# Exercise instructions
Find every line in the records below that contains the word "name", and copy each such line.

# Records supplied
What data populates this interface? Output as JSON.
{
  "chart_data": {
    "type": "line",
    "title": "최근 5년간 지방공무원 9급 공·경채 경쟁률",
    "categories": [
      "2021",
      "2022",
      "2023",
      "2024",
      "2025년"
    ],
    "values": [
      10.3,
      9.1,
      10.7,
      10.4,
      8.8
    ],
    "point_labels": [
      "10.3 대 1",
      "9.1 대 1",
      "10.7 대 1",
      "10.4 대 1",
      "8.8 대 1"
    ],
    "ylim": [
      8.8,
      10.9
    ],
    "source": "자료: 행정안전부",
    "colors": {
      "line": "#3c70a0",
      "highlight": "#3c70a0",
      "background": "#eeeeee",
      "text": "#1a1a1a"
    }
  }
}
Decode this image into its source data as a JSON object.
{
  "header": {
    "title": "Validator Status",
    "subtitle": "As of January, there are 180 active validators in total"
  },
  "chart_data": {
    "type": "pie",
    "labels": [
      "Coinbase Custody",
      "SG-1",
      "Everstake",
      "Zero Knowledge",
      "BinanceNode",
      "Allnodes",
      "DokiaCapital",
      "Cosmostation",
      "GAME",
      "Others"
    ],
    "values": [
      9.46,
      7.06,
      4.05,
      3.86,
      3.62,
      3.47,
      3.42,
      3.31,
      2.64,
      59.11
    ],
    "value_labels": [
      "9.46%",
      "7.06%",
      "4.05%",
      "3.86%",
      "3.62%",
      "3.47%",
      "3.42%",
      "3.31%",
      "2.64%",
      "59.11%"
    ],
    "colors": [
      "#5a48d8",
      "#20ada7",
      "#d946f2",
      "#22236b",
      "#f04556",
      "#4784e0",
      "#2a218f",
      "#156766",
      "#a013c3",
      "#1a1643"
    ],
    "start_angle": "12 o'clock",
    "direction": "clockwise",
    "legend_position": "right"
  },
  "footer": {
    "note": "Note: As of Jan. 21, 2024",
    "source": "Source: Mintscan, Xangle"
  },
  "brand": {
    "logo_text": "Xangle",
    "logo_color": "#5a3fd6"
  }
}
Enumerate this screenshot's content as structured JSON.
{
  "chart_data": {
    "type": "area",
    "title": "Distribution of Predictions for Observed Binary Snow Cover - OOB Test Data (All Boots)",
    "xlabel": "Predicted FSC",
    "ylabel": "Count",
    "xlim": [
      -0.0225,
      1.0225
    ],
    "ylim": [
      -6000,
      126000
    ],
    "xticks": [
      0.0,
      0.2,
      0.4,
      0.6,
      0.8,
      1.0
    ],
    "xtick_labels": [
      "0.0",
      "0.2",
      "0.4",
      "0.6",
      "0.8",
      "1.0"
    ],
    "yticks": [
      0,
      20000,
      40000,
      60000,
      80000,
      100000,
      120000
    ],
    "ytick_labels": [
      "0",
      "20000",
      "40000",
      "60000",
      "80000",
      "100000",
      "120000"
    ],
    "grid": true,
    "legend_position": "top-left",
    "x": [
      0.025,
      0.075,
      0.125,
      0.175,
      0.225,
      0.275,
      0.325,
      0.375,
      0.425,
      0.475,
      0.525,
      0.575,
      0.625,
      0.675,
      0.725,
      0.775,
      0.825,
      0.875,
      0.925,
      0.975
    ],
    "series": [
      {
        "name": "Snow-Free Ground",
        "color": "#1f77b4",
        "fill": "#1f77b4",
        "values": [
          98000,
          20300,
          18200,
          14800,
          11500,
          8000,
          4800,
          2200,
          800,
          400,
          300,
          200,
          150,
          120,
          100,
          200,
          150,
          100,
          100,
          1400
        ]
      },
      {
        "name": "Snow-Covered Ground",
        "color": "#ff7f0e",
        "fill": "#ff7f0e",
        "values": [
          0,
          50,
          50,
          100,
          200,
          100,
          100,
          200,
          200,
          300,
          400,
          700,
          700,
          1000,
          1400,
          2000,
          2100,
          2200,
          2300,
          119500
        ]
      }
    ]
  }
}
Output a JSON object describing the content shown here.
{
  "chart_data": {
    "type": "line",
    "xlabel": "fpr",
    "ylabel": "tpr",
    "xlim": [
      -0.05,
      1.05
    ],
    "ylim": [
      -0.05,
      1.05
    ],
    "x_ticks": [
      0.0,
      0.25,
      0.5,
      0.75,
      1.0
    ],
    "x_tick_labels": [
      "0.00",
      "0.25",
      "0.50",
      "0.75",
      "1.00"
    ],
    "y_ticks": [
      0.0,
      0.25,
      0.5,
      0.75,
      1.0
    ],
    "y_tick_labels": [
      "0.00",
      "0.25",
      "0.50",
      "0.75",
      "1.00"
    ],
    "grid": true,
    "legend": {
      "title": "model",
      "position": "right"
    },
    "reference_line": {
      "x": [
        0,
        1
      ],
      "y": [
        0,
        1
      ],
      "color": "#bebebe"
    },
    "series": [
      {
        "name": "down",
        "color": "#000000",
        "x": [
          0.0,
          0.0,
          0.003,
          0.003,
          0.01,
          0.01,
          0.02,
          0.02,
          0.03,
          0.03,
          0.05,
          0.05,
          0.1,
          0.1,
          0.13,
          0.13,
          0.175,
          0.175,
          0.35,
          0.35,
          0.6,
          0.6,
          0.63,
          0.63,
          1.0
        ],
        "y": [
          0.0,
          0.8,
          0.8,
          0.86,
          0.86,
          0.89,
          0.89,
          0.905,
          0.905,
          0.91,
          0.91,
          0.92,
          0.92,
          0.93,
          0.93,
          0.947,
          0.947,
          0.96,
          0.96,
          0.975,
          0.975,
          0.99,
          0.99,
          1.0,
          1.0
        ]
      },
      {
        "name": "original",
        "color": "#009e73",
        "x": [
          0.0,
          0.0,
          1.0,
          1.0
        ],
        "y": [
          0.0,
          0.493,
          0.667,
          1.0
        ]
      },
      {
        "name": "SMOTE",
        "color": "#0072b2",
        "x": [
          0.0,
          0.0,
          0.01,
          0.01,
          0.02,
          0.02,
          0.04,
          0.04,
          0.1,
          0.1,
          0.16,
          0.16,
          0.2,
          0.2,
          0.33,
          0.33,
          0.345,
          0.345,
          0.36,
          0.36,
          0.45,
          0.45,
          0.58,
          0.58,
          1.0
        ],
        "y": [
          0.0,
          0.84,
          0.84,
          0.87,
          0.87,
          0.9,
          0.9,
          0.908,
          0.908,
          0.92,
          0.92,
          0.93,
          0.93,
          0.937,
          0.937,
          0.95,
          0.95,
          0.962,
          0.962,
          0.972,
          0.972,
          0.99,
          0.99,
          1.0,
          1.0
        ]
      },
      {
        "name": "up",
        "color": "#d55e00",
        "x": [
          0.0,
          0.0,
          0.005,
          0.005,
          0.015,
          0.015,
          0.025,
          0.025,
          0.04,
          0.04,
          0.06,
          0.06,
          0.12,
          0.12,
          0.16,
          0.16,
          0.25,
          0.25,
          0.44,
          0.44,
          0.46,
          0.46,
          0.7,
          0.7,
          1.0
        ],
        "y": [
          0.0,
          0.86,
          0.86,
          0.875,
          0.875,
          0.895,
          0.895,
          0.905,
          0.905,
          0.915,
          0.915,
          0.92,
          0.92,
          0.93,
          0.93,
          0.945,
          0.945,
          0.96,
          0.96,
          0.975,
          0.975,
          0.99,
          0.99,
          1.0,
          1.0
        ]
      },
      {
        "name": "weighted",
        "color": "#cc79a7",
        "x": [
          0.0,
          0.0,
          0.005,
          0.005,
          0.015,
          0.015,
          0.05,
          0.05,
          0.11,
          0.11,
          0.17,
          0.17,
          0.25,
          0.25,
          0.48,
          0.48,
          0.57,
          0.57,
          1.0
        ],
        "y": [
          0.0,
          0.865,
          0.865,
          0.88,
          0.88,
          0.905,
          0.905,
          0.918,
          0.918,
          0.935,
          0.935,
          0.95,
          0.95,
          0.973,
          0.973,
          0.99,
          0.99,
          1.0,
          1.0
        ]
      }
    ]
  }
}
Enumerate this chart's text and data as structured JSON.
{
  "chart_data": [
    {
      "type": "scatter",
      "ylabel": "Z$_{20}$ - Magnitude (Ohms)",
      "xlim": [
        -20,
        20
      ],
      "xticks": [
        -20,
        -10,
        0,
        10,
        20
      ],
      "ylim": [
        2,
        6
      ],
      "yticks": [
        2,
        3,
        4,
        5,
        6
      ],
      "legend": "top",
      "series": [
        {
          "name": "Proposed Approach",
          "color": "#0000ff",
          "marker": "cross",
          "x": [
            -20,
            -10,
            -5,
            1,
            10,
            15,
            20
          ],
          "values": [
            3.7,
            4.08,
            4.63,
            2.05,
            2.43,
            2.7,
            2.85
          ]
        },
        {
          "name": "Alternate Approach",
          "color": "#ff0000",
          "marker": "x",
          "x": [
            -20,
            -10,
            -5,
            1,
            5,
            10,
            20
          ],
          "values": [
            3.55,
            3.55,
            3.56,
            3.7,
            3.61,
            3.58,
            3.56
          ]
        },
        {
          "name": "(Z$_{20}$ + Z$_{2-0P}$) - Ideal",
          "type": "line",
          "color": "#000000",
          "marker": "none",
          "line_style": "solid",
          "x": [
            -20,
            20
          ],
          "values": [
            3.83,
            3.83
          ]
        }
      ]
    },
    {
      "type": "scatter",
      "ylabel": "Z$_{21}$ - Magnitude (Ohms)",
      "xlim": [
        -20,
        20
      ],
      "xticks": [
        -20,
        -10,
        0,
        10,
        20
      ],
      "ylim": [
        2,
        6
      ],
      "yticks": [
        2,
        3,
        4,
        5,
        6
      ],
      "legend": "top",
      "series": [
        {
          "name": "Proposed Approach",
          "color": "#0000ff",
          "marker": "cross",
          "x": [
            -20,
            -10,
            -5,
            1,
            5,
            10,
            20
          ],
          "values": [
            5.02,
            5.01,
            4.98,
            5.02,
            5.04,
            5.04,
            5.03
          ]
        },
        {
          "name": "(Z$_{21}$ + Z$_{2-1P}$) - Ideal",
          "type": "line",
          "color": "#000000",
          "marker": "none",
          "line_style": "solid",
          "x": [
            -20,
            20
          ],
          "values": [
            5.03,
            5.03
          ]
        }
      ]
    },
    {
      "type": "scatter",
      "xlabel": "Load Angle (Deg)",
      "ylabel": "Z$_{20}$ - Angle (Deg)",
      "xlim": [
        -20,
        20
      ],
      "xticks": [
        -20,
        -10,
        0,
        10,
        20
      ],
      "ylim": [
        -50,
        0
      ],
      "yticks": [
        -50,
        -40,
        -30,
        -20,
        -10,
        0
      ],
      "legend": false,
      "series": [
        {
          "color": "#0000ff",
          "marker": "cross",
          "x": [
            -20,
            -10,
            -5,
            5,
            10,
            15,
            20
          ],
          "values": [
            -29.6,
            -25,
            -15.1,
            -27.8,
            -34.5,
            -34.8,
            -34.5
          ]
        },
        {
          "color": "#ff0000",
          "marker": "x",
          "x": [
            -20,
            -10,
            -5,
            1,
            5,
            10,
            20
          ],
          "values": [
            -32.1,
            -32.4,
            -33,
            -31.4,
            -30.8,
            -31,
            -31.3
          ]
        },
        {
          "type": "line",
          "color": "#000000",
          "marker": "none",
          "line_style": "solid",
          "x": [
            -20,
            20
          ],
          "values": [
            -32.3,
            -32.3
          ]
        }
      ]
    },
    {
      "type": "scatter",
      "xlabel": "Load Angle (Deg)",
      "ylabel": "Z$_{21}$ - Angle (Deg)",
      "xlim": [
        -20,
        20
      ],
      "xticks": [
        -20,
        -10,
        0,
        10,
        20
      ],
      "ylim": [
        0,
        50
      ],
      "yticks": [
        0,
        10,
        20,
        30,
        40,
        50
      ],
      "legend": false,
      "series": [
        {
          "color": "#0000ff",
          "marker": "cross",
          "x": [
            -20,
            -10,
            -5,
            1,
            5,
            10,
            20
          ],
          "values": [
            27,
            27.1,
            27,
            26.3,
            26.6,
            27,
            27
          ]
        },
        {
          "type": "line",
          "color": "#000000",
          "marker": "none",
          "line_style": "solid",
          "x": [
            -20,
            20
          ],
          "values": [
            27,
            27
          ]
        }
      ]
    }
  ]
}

# Completed task
        "name": "Snow-Free Ground",
        "name": "Snow-Covered Ground",
        "name": "down",
        "name": "original",
        "name": "SMOTE",
        "name": "up",
        "name": "weighted",
          "name": "Proposed Approach",
          "name": "Alternate Approach",
          "name": "(Z$_{20}$ + Z$_{2-0P}$) - Ideal",
          "name": "Proposed Approach",
          "name": "(Z$_{21}$ + Z$_{2-1P}$) - Ideal",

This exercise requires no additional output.